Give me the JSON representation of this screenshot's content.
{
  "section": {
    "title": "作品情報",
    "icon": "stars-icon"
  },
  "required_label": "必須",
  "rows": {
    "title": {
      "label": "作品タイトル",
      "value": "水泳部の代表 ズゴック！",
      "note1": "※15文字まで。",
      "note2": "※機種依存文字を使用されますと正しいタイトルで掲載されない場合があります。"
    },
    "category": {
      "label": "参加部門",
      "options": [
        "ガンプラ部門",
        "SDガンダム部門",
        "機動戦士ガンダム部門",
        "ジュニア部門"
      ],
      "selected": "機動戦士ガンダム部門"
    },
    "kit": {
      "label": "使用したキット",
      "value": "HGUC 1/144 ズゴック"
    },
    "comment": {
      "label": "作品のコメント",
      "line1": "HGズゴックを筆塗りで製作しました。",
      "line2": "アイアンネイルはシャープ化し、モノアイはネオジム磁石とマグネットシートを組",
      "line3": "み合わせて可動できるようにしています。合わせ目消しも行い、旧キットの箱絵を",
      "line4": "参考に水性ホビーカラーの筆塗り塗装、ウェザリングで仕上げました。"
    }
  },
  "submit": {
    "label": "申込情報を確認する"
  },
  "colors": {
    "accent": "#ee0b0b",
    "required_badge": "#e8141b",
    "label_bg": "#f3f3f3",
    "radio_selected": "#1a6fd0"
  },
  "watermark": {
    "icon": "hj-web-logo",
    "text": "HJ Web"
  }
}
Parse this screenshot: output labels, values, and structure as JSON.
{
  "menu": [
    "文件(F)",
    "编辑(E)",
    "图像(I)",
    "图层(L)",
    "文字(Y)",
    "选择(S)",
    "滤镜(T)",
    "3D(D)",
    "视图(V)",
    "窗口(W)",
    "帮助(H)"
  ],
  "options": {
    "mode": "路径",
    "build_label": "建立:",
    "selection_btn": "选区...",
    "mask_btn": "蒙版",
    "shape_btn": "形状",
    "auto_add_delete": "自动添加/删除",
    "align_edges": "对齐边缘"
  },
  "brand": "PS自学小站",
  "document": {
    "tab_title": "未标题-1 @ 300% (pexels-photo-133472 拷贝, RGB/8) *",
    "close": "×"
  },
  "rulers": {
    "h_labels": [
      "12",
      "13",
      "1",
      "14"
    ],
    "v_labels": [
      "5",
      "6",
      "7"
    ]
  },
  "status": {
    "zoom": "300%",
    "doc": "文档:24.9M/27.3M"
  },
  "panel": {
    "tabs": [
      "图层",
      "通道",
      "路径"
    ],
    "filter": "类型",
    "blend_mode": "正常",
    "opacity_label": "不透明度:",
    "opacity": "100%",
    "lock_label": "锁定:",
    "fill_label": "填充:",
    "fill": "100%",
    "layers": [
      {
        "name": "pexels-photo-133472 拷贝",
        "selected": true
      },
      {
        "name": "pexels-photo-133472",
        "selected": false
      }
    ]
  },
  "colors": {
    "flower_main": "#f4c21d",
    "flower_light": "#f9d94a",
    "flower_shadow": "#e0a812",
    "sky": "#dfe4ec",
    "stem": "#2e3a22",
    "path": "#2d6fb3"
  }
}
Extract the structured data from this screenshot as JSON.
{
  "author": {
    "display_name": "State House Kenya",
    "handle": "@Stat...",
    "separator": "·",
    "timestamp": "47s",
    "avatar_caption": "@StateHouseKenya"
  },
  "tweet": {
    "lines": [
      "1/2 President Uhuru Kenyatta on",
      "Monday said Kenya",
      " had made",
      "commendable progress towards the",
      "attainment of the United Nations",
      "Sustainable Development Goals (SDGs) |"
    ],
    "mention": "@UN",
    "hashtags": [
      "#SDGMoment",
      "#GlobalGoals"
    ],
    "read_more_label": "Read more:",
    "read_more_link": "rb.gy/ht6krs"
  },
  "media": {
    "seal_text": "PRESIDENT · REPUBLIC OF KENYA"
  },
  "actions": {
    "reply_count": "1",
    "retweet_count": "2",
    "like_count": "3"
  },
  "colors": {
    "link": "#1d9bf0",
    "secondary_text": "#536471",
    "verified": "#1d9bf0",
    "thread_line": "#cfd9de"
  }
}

────────

#### What is needed
Go through the listing above and locate each line that holds the word "photo". Copy those lines.

#### Task answer
    "tab_title": "未标题-1 @ 300% (pexels-photo-133472 拷贝, RGB/8) *",
        "name": "pexels-photo-133472 拷贝",
        "name": "pexels-photo-133472",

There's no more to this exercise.